**PROBLEM TO SOLVE**
Write out the records without any change, from their first line through the line that contains "- results-table[interactable]: 编号", with both of those lines included.

**DATA**

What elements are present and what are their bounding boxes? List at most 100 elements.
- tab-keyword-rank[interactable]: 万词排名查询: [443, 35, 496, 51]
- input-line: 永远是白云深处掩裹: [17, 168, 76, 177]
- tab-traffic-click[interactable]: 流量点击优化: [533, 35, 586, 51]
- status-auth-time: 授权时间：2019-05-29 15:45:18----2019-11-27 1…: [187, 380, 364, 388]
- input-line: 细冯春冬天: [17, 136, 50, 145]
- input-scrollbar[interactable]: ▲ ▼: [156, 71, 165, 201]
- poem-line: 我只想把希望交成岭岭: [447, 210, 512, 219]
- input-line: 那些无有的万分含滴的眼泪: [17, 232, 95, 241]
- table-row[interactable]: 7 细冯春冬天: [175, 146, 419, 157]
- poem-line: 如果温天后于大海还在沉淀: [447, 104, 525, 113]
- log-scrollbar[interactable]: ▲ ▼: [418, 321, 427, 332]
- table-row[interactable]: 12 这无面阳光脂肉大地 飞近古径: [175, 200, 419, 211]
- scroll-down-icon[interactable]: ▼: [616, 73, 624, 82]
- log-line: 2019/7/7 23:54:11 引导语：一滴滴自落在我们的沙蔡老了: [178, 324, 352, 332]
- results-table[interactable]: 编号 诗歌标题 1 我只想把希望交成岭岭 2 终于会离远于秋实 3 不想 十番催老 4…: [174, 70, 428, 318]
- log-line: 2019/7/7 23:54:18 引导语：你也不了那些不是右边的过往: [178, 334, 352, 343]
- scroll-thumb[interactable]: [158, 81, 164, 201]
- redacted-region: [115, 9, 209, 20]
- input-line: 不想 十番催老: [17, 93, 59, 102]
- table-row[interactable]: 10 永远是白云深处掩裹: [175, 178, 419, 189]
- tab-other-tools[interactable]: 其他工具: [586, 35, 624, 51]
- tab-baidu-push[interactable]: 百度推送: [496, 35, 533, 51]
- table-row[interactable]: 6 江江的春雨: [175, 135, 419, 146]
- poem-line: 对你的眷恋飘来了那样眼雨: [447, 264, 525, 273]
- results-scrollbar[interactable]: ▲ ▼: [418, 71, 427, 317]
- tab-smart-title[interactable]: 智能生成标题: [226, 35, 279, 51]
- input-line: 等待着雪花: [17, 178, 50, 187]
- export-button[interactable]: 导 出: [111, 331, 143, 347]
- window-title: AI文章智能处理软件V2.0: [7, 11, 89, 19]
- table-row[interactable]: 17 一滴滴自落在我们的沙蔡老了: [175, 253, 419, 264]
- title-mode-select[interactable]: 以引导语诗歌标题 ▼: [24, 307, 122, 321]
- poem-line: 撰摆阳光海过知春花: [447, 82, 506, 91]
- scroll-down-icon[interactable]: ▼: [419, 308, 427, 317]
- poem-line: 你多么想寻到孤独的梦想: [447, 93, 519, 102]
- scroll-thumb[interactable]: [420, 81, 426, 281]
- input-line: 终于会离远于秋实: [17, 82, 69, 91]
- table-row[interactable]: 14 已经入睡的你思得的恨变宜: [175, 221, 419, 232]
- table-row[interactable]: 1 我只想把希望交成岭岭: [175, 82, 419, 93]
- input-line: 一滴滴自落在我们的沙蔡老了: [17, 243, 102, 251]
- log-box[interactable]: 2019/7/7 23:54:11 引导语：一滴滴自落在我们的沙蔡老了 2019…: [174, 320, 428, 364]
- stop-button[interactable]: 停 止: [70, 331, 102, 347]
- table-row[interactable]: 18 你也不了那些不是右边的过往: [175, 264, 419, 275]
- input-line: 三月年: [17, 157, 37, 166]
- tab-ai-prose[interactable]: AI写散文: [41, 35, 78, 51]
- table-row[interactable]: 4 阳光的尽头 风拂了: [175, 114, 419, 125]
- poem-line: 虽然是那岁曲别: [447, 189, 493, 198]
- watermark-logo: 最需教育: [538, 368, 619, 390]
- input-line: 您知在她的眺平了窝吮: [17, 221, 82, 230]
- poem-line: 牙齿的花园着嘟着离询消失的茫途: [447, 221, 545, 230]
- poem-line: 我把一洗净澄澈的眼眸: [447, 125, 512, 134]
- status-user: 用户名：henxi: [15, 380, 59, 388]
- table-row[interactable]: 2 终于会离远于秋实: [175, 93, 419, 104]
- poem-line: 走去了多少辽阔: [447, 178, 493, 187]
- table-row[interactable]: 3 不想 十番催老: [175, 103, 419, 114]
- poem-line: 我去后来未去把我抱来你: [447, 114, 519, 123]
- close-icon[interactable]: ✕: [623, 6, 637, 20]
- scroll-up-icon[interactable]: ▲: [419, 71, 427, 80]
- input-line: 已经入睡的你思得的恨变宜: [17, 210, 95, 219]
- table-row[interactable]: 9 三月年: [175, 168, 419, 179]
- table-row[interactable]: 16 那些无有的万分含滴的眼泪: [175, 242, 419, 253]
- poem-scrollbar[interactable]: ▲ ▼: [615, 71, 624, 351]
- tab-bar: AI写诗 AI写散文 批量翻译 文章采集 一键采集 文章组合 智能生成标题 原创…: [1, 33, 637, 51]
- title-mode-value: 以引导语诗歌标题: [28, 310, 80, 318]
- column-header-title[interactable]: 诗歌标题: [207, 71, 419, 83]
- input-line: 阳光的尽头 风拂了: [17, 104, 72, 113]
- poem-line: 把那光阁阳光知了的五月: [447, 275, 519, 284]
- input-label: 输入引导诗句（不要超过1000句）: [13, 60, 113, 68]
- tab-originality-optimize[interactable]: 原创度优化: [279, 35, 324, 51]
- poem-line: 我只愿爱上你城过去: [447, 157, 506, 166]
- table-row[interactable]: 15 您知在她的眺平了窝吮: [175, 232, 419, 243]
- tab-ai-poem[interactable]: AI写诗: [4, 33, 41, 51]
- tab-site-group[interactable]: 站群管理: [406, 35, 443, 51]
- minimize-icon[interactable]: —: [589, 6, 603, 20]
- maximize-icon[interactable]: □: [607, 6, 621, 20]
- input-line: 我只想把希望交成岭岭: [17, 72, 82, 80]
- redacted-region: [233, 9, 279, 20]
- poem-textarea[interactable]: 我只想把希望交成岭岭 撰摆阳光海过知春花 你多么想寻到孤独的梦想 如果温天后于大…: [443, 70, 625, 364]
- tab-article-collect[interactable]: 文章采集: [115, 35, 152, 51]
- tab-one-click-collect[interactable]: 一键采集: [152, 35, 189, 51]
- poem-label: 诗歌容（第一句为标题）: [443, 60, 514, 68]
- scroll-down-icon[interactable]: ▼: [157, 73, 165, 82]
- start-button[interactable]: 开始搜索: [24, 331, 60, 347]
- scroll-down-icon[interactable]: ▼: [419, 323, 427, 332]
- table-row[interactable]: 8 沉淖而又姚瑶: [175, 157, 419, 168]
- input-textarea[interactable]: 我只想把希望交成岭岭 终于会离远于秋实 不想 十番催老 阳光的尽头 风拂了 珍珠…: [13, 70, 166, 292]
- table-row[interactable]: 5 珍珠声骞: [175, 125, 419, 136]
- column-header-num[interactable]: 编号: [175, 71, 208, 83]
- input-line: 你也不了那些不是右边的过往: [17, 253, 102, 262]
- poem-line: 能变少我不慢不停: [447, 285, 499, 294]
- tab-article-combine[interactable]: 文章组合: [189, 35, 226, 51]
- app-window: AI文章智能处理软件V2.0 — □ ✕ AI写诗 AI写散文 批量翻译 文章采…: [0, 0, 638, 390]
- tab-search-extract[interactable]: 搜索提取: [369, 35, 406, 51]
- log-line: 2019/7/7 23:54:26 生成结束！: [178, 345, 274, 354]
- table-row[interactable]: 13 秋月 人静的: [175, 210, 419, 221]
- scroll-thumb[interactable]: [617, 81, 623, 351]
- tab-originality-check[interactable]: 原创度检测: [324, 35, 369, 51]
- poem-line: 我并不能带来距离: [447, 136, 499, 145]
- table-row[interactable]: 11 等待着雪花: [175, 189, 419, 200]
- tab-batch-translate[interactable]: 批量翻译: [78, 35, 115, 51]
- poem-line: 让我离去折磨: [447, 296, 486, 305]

**ANSWER IN FULL**
What elements are present and what are their bounding boxes? List at most 100 elements.
- tab-keyword-rank[interactable]: 万词排名查询: [443, 35, 496, 51]
- input-line: 永远是白云深处掩裹: [17, 168, 76, 177]
- tab-traffic-click[interactable]: 流量点击优化: [533, 35, 586, 51]
- status-auth-time: 授权时间：2019-05-29 15:45:18----2019-11-27 1…: [187, 380, 364, 388]
- input-line: 细冯春冬天: [17, 136, 50, 145]
- input-scrollbar[interactable]: ▲ ▼: [156, 71, 165, 201]
- poem-line: 我只想把希望交成岭岭: [447, 210, 512, 219]
- input-line: 那些无有的万分含滴的眼泪: [17, 232, 95, 241]
- table-row[interactable]: 7 细冯春冬天: [175, 146, 419, 157]
- poem-line: 如果温天后于大海还在沉淀: [447, 104, 525, 113]
- log-scrollbar[interactable]: ▲ ▼: [418, 321, 427, 332]
- table-row[interactable]: 12 这无面阳光脂肉大地 飞近古径: [175, 200, 419, 211]
- scroll-down-icon[interactable]: ▼: [616, 73, 624, 82]
- log-line: 2019/7/7 23:54:11 引导语：一滴滴自落在我们的沙蔡老了: [178, 324, 352, 332]
- results-table[interactable]: 编号 诗歌标题 1 我只想把希望交成岭岭 2 终于会离远于秋实 3 不想 十番催老 4…: [174, 70, 428, 318]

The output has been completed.